#### Work required
Images are excluded; otherwise, output every record exactly.

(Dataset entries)
^^^^

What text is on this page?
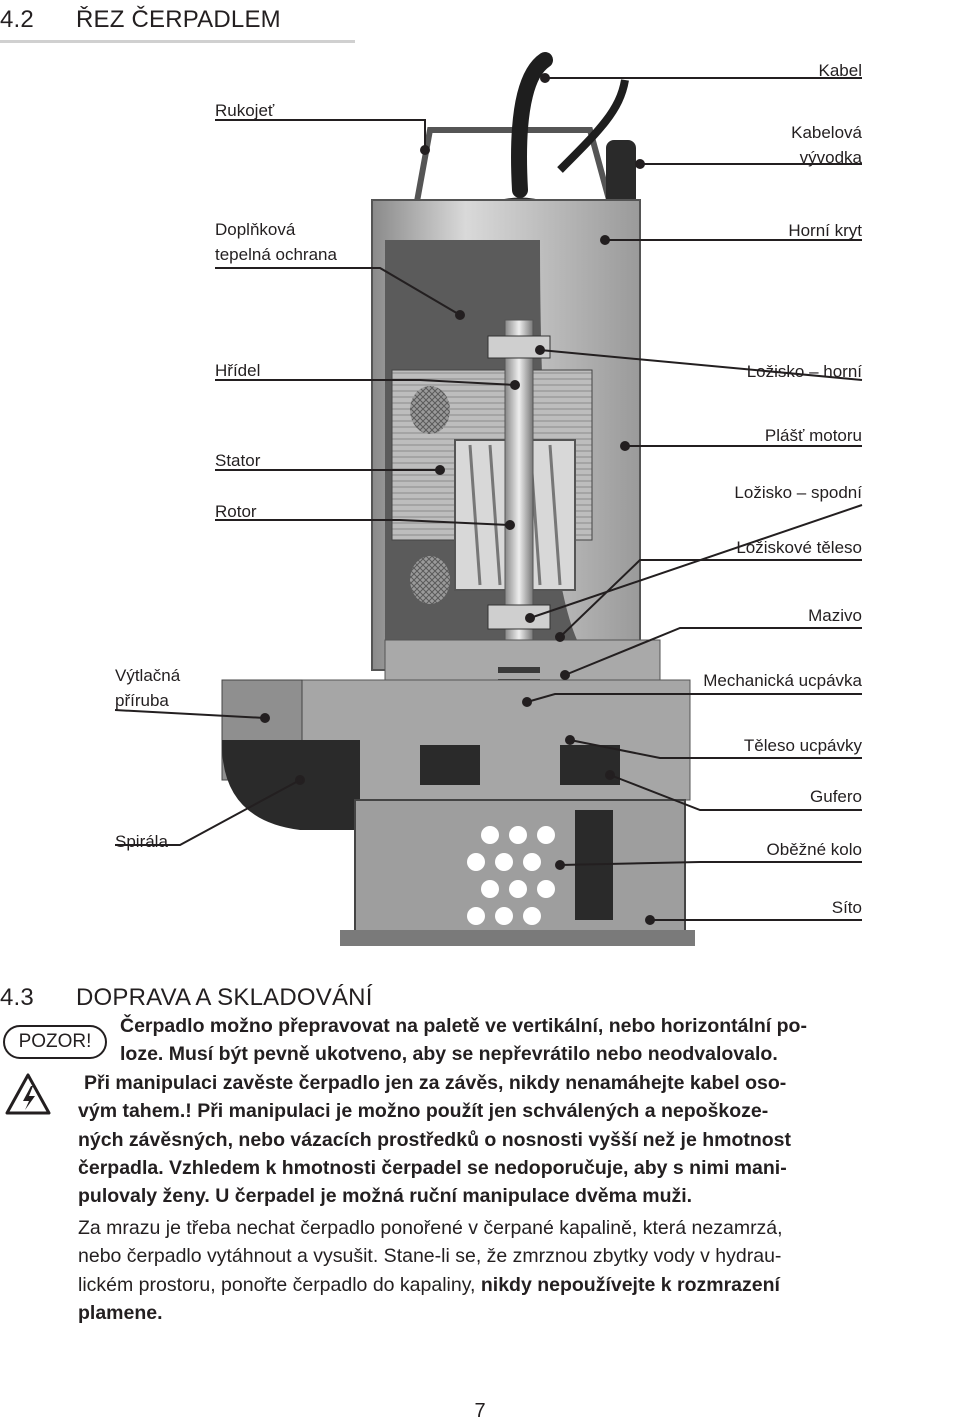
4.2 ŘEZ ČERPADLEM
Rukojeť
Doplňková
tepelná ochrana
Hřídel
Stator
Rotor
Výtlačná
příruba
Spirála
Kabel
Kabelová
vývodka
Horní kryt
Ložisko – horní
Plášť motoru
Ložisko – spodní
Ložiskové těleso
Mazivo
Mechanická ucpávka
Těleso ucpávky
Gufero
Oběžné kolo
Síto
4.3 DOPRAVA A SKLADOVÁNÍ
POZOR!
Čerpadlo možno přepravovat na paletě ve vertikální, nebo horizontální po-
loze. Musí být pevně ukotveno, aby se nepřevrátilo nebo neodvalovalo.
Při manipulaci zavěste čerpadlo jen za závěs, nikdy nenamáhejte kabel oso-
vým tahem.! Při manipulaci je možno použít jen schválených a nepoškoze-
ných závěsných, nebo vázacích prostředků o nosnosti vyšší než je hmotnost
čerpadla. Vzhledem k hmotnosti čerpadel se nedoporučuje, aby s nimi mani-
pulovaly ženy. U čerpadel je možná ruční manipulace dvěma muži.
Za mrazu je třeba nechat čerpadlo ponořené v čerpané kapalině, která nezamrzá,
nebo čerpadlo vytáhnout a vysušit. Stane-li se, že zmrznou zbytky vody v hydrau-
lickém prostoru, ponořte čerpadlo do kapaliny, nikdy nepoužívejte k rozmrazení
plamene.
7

^^^^

#### Reply to the task
What text is on this page?
4.2 ŘEZ ČERPADLEM
Rukojeť
Doplňková
tepelná ochrana
Hřídel
Stator
Rotor
Výtlačná
příruba
Spirála
Kabel
Kabelová
vývodka
Horní kryt
Ložisko – horní
Plášť motoru
Ložisko – spodní
Ložiskové těleso
Mazivo
Mechanická ucpávka
Těleso ucpávky
Gufero
Oběžné kolo
Síto
4.3 DOPRAVA A SKLADOVÁNÍ
POZOR!
Čerpadlo možno přepravovat na paletě ve vertikální, nebo horizontální po-
loze. Musí být pevně ukotveno, aby se nepřevrátilo nebo neodvalovalo.
Při manipulaci zavěste čerpadlo jen za závěs, nikdy nenamáhejte kabel oso-
vým tahem.! Při manipulaci je možno použít jen schválených a nepoškoze-
ných závěsných, nebo vázacích prostředků o nosnosti vyšší než je hmotnost
čerpadla. Vzhledem k hmotnosti čerpadel se nedoporučuje, aby s nimi mani-
pulovaly ženy. U čerpadel je možná ruční manipulace dvěma muži.
Za mrazu je třeba nechat čerpadlo ponořené v čerpané kapalině, která nezamrzá,
nebo čerpadlo vytáhnout a vysušit. Stane-li se, že zmrznou zbytky vody v hydrau-
lickém prostoru, ponořte čerpadlo do kapaliny, nikdy nepoužívejte k rozmrazení
plamene.
7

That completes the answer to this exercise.